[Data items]
(begin)

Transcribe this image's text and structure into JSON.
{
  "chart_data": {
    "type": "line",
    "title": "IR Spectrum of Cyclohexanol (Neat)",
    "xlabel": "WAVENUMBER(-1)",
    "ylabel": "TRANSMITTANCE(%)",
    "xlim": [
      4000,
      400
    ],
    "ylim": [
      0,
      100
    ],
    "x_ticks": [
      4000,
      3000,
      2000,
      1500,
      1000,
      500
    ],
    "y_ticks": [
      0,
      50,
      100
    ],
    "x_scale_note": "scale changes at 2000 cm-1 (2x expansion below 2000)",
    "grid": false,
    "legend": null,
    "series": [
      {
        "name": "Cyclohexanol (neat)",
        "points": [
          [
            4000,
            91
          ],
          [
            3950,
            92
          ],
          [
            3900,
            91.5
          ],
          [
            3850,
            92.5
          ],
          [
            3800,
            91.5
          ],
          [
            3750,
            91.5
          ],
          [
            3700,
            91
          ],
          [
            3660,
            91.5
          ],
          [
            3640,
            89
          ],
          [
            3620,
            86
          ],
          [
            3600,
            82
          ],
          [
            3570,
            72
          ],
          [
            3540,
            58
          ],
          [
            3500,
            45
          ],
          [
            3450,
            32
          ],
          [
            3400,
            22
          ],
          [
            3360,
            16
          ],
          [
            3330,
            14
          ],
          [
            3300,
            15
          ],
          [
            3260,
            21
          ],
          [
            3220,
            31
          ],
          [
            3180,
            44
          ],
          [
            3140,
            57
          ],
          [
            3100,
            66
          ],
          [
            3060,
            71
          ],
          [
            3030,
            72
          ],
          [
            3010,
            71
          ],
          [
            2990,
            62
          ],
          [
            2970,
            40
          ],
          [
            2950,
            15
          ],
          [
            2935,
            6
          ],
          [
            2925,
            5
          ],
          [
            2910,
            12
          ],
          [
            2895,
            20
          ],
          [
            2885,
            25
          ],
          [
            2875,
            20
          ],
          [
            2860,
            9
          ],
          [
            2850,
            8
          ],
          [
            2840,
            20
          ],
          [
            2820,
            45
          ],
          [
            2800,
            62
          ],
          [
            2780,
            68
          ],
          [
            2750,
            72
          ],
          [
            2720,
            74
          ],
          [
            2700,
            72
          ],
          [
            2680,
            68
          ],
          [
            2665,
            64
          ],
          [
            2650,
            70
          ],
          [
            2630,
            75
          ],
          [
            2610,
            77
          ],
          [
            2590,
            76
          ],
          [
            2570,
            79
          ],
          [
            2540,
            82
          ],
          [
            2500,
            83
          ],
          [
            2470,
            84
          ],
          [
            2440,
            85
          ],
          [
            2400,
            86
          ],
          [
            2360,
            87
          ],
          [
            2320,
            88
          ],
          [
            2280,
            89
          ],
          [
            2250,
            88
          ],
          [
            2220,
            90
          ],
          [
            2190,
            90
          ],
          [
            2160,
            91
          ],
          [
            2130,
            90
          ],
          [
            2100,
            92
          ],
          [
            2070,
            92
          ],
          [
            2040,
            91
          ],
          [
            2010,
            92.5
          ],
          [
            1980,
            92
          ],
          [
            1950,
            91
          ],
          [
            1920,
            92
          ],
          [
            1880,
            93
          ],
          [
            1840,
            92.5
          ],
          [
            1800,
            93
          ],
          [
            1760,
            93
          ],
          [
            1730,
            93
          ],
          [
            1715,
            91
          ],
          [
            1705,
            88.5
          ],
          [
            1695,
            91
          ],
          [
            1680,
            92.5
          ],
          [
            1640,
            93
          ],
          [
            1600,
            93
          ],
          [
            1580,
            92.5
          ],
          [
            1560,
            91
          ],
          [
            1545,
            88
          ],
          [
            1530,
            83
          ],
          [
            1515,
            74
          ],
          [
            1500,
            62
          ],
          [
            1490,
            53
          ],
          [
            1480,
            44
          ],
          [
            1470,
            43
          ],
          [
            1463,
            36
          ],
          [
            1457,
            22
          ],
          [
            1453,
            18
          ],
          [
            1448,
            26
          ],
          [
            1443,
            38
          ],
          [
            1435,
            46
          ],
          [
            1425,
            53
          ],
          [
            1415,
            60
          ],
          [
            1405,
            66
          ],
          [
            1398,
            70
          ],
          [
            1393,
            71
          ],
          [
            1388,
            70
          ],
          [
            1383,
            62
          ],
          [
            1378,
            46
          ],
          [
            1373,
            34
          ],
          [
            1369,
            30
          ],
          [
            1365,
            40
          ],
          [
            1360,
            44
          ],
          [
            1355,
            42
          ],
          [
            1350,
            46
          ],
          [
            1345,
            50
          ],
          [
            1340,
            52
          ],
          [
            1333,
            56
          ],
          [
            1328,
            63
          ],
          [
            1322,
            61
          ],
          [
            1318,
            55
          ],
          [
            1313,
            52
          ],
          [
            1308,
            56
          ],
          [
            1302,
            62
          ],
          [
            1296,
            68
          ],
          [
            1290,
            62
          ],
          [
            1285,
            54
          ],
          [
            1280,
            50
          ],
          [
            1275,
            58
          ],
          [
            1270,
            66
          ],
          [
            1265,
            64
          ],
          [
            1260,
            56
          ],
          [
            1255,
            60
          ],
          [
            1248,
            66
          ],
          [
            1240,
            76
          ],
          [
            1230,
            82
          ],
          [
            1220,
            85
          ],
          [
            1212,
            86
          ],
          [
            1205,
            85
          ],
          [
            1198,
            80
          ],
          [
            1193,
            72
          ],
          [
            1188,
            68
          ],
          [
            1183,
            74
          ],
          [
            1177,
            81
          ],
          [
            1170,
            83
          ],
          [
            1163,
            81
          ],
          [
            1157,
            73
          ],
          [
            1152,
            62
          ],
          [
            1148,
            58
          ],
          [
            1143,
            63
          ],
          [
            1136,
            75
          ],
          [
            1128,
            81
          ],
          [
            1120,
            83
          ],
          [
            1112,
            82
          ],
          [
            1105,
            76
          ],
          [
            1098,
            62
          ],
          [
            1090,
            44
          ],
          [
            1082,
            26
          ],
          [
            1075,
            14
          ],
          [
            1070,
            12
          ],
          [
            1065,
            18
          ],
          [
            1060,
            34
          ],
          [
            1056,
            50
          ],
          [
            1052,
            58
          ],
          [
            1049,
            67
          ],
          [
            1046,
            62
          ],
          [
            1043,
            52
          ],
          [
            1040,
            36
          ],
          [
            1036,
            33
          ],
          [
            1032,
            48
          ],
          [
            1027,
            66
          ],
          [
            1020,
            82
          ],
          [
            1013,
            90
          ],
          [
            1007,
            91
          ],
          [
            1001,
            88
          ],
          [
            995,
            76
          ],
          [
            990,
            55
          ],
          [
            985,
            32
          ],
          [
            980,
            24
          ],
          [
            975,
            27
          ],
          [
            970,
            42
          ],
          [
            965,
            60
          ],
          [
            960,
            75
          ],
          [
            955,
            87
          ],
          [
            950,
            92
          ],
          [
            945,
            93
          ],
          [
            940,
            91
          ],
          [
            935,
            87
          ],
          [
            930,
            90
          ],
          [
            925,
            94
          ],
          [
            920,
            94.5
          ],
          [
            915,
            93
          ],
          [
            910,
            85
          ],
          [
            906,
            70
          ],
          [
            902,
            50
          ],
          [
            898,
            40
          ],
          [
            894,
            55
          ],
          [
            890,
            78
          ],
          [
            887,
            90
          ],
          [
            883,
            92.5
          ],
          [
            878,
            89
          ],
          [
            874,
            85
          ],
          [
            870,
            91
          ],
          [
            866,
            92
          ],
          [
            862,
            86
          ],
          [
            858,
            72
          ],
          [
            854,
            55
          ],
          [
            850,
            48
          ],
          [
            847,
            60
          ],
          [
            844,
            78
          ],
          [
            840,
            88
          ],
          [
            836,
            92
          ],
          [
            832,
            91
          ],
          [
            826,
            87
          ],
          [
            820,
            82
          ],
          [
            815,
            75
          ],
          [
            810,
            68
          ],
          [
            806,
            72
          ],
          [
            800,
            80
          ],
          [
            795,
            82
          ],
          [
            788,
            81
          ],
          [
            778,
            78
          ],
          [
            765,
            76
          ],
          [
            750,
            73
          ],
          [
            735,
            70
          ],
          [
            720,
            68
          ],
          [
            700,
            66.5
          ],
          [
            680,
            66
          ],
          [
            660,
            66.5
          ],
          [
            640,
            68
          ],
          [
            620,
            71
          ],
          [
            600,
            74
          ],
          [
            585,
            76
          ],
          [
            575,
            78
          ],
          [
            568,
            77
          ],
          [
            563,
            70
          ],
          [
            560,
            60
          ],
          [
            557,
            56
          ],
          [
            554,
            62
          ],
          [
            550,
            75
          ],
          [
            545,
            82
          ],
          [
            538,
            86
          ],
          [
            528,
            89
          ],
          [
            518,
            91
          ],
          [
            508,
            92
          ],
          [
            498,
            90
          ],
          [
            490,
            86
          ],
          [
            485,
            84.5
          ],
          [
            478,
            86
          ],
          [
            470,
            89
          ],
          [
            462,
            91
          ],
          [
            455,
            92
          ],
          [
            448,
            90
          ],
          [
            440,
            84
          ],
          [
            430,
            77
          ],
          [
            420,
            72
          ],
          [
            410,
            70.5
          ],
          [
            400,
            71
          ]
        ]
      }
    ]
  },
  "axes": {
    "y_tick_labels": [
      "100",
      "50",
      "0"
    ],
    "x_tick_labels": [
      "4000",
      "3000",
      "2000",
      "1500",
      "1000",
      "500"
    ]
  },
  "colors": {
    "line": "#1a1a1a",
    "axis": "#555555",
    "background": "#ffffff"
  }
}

(end)
(begin)

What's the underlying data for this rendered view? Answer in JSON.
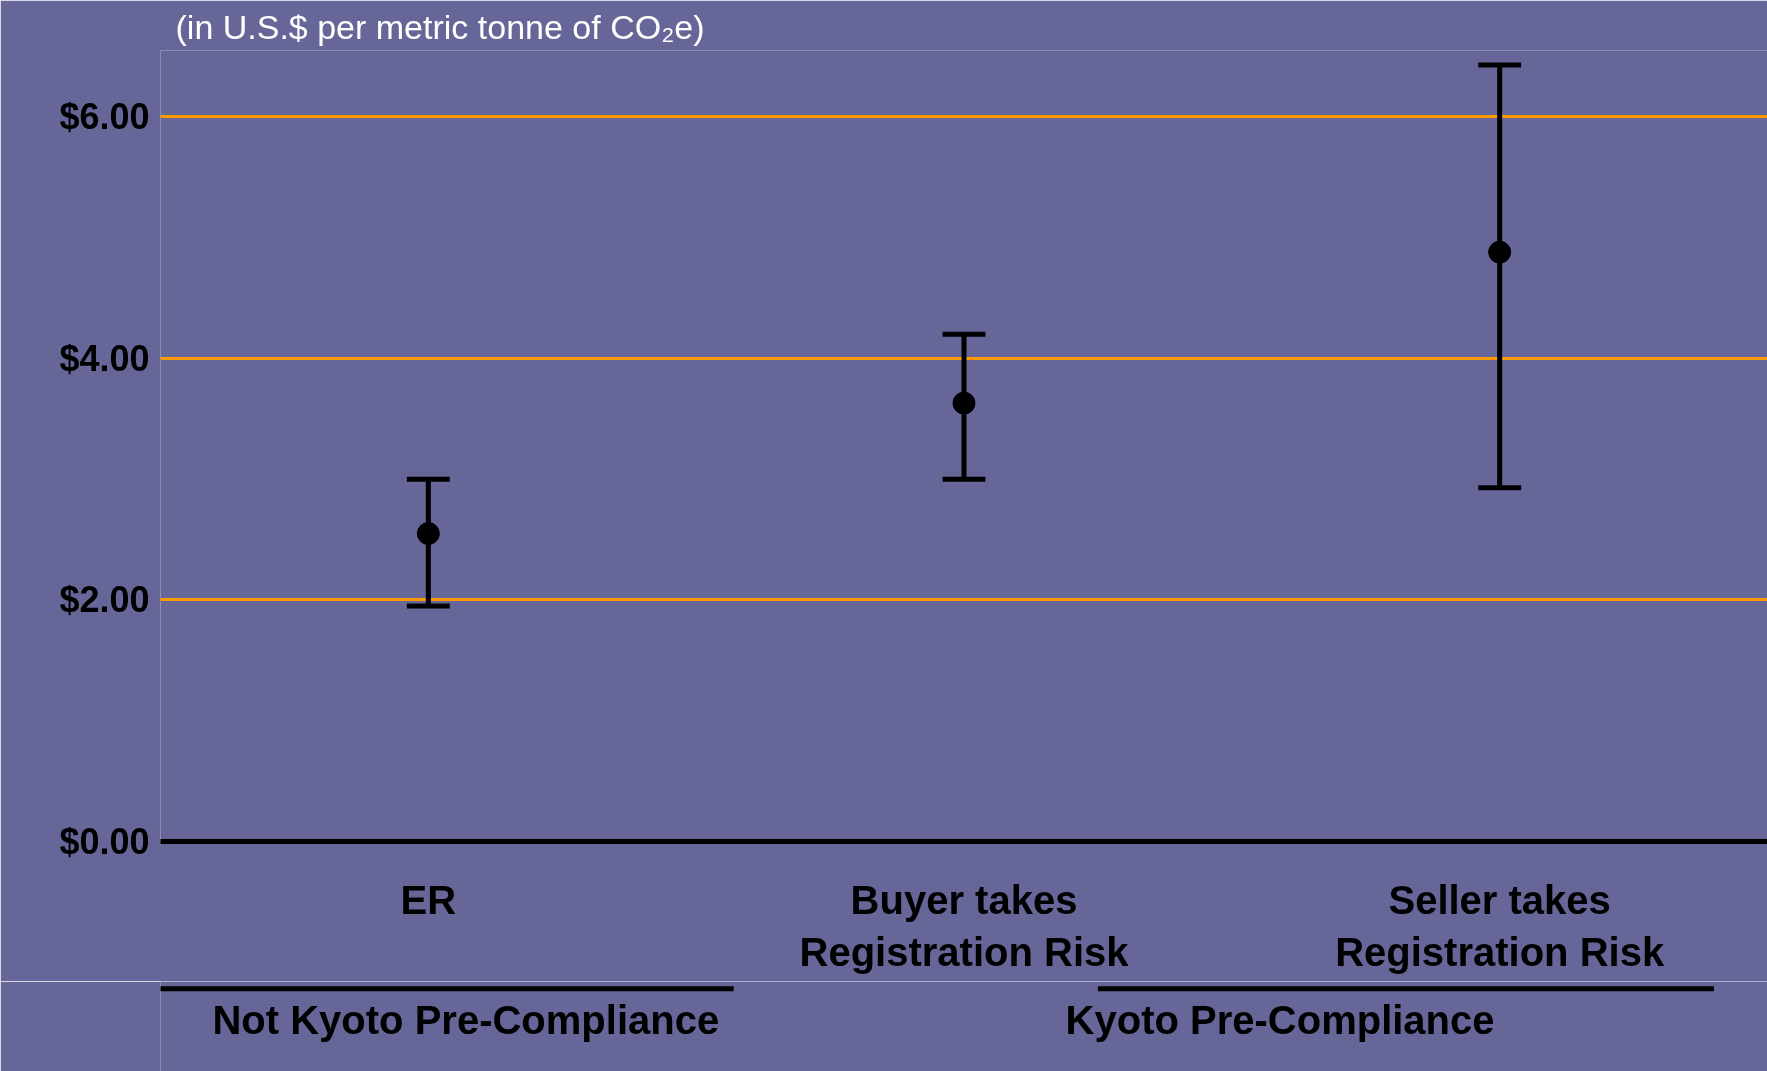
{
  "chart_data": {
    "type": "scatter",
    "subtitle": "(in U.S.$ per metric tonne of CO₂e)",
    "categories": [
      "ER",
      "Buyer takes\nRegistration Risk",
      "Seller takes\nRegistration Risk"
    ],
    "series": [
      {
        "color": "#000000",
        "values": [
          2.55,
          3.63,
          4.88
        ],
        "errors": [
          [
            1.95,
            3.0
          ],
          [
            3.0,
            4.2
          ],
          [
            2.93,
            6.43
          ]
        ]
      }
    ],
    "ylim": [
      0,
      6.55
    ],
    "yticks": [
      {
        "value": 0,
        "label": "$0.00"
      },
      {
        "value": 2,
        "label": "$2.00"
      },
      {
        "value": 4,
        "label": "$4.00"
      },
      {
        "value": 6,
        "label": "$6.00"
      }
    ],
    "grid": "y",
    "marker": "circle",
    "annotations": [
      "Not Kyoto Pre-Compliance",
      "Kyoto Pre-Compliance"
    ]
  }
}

(end)

Problem description:
Collect each line above holding the string "Compliance".

Problem solution:
      "Not Kyoto Pre-Compliance",
      "Kyoto Pre-Compliance"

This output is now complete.